**Problem:** Check each line of the listing, and copy it if it contains the word "particles".

**Data to process:**
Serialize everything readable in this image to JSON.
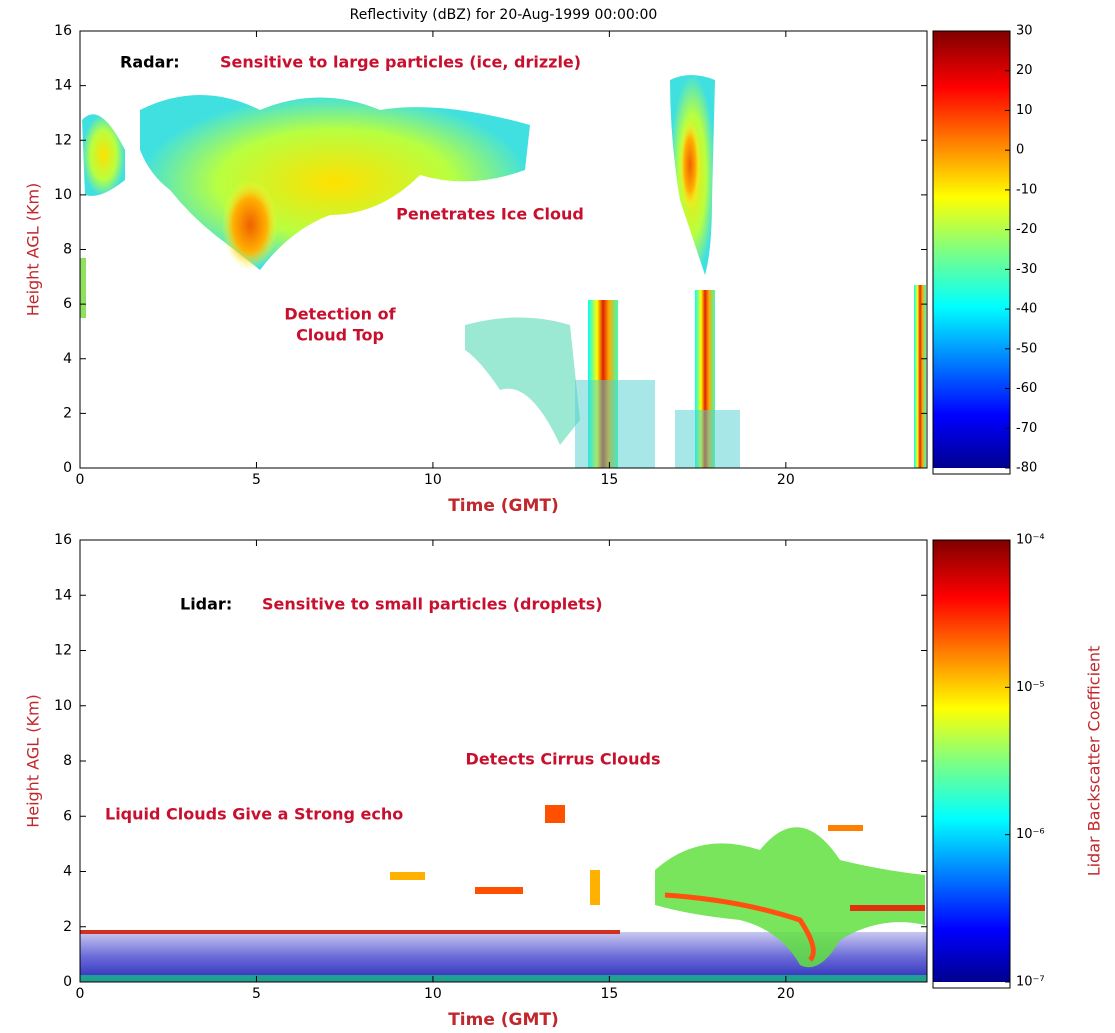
{
  "chart_data": [
    {
      "type": "heatmap",
      "title": "Reflectivity (dBZ) for 20-Aug-1999 00:00:00",
      "xlabel": "Time (GMT)",
      "ylabel": "Height AGL (Km)",
      "xlim": [
        0,
        24
      ],
      "xticks": [
        0,
        5,
        10,
        15,
        20
      ],
      "ylim": [
        0,
        16
      ],
      "yticks": [
        0,
        2,
        4,
        6,
        8,
        10,
        12,
        14,
        16
      ],
      "colorbar": {
        "lim": [
          -80,
          30
        ],
        "ticks": [
          30,
          20,
          10,
          0,
          -10,
          -20,
          -30,
          -40,
          -50,
          -60,
          -70,
          -80
        ],
        "log": false
      },
      "annotations": [
        {
          "text": "Radar:",
          "color": "#000000"
        },
        {
          "text": "Sensitive to large particles (ice, drizzle)",
          "color": "#c8102e"
        },
        {
          "text": "Penetrates Ice Cloud",
          "color": "#c8102e"
        },
        {
          "text": "Detection of",
          "color": "#c8102e"
        },
        {
          "text": "Cloud Top",
          "color": "#c8102e"
        }
      ]
    },
    {
      "type": "heatmap",
      "xlabel": "Time (GMT)",
      "ylabel": "Height AGL (Km)",
      "xlim": [
        0,
        24
      ],
      "xticks": [
        0,
        5,
        10,
        15,
        20
      ],
      "ylim": [
        0,
        16
      ],
      "yticks": [
        0,
        2,
        4,
        6,
        8,
        10,
        12,
        14,
        16
      ],
      "colorbar": {
        "lim": [
          1e-07,
          0.0001
        ],
        "label": "Lidar Backscatter Coefficient",
        "log": true,
        "ticks": [
          {
            "value": 0.0001,
            "label": "10⁻⁴"
          },
          {
            "value": 1e-05,
            "label": "10⁻⁵"
          },
          {
            "value": 1e-06,
            "label": "10⁻⁶"
          },
          {
            "value": 1e-07,
            "label": "10⁻⁷"
          }
        ]
      },
      "annotations": [
        {
          "text": "Lidar:",
          "color": "#000000"
        },
        {
          "text": "Sensitive to small particles (droplets)",
          "color": "#c8102e"
        },
        {
          "text": "Detects Cirrus Clouds",
          "color": "#c8102e"
        },
        {
          "text": "Liquid Clouds Give a Strong echo",
          "color": "#c8102e"
        }
      ]
    }
  ]
}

**Response to this exercise:**
          "text": "Sensitive to large particles (ice, drizzle)",
          "text": "Sensitive to small particles (droplets)",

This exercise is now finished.